[Recorded data]
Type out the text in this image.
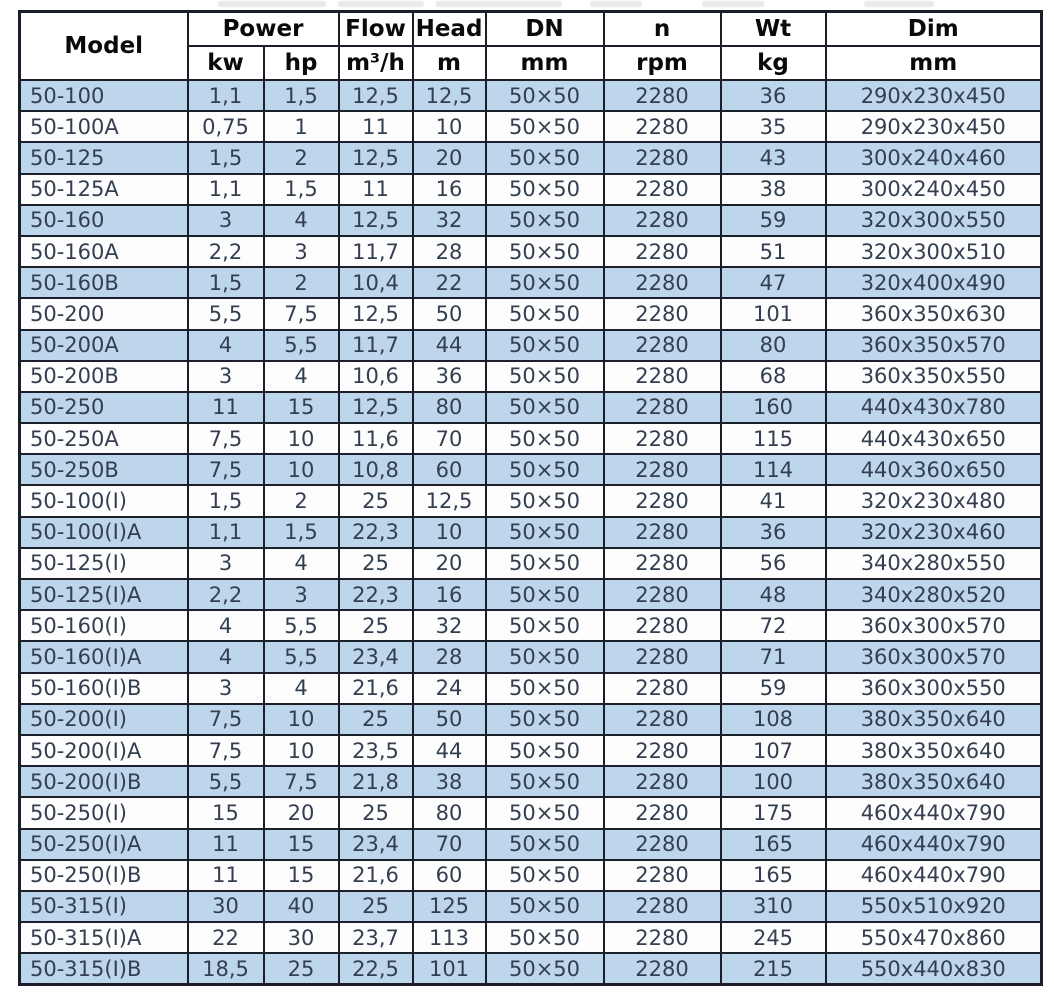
Model	Power		Flow	Head	DN	n	Wt	Dim
	kw	hp	m³/h	m	mm	rpm	kg	mm
50-100	1,1	1,5	12,5	12,5	50×50	2280	36	290x230x450
50-100A	0,75	1	11	10	50×50	2280	35	290x230x450
50-125	1,5	2	12,5	20	50×50	2280	43	300x240x460
50-125A	1,1	1,5	11	16	50×50	2280	38	300x240x450
50-160	3	4	12,5	32	50×50	2280	59	320x300x550
50-160A	2,2	3	11,7	28	50×50	2280	51	320x300x510
50-160B	1,5	2	10,4	22	50×50	2280	47	320x400x490
50-200	5,5	7,5	12,5	50	50×50	2280	101	360x350x630
50-200A	4	5,5	11,7	44	50×50	2280	80	360x350x570
50-200B	3	4	10,6	36	50×50	2280	68	360x350x550
50-250	11	15	12,5	80	50×50	2280	160	440x430x780
50-250A	7,5	10	11,6	70	50×50	2280	115	440x430x650
50-250B	7,5	10	10,8	60	50×50	2280	114	440x360x650
50-100(I)	1,5	2	25	12,5	50×50	2280	41	320x230x480
50-100(I)A	1,1	1,5	22,3	10	50×50	2280	36	320x230x460
50-125(I)	3	4	25	20	50×50	2280	56	340x280x550
50-125(I)A	2,2	3	22,3	16	50×50	2280	48	340x280x520
50-160(I)	4	5,5	25	32	50×50	2280	72	360x300x570
50-160(I)A	4	5,5	23,4	28	50×50	2280	71	360x300x570
50-160(I)B	3	4	21,6	24	50×50	2280	59	360x300x550
50-200(I)	7,5	10	25	50	50×50	2280	108	380x350x640
50-200(I)A	7,5	10	23,5	44	50×50	2280	107	380x350x640
50-200(I)B	5,5	7,5	21,8	38	50×50	2280	100	380x350x640
50-250(I)	15	20	25	80	50×50	2280	175	460x440x790
50-250(I)A	11	15	23,4	70	50×50	2280	165	460x440x790
50-250(I)B	11	15	21,6	60	50×50	2280	165	460x440x790
50-315(I)	30	40	25	125	50×50	2280	310	550x510x920
50-315(I)A	22	30	23,7	113	50×50	2280	245	550x470x860
50-315(I)B	18,5	25	22,5	101	50×50	2280	215	550x440x830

__AIM OF THE TASK__
Output an exact copy of the material, with the pictures removed.

__COMPLETE OUTPUT__
Type out the text in this image.
Model	Power		Flow	Head	DN	n	Wt	Dim
	kw	hp	m³/h	m	mm	rpm	kg	mm
50-100	1,1	1,5	12,5	12,5	50×50	2280	36	290x230x450
50-100A	0,75	1	11	10	50×50	2280	35	290x230x450
50-125	1,5	2	12,5	20	50×50	2280	43	300x240x460
50-125A	1,1	1,5	11	16	50×50	2280	38	300x240x450
50-160	3	4	12,5	32	50×50	2280	59	320x300x550
50-160A	2,2	3	11,7	28	50×50	2280	51	320x300x510
50-160B	1,5	2	10,4	22	50×50	2280	47	320x400x490
50-200	5,5	7,5	12,5	50	50×50	2280	101	360x350x630
50-200A	4	5,5	11,7	44	50×50	2280	80	360x350x570
50-200B	3	4	10,6	36	50×50	2280	68	360x350x550
50-250	11	15	12,5	80	50×50	2280	160	440x430x780
50-250A	7,5	10	11,6	70	50×50	2280	115	440x430x650
50-250B	7,5	10	10,8	60	50×50	2280	114	440x360x650
50-100(I)	1,5	2	25	12,5	50×50	2280	41	320x230x480
50-100(I)A	1,1	1,5	22,3	10	50×50	2280	36	320x230x460
50-125(I)	3	4	25	20	50×50	2280	56	340x280x550
50-125(I)A	2,2	3	22,3	16	50×50	2280	48	340x280x520
50-160(I)	4	5,5	25	32	50×50	2280	72	360x300x570
50-160(I)A	4	5,5	23,4	28	50×50	2280	71	360x300x570
50-160(I)B	3	4	21,6	24	50×50	2280	59	360x300x550
50-200(I)	7,5	10	25	50	50×50	2280	108	380x350x640
50-200(I)A	7,5	10	23,5	44	50×50	2280	107	380x350x640
50-200(I)B	5,5	7,5	21,8	38	50×50	2280	100	380x350x640
50-250(I)	15	20	25	80	50×50	2280	175	460x440x790
50-250(I)A	11	15	23,4	70	50×50	2280	165	460x440x790
50-250(I)B	11	15	21,6	60	50×50	2280	165	460x440x790
50-315(I)	30	40	25	125	50×50	2280	310	550x510x920
50-315(I)A	22	30	23,7	113	50×50	2280	245	550x470x860
50-315(I)B	18,5	25	22,5	101	50×50	2280	215	550x440x830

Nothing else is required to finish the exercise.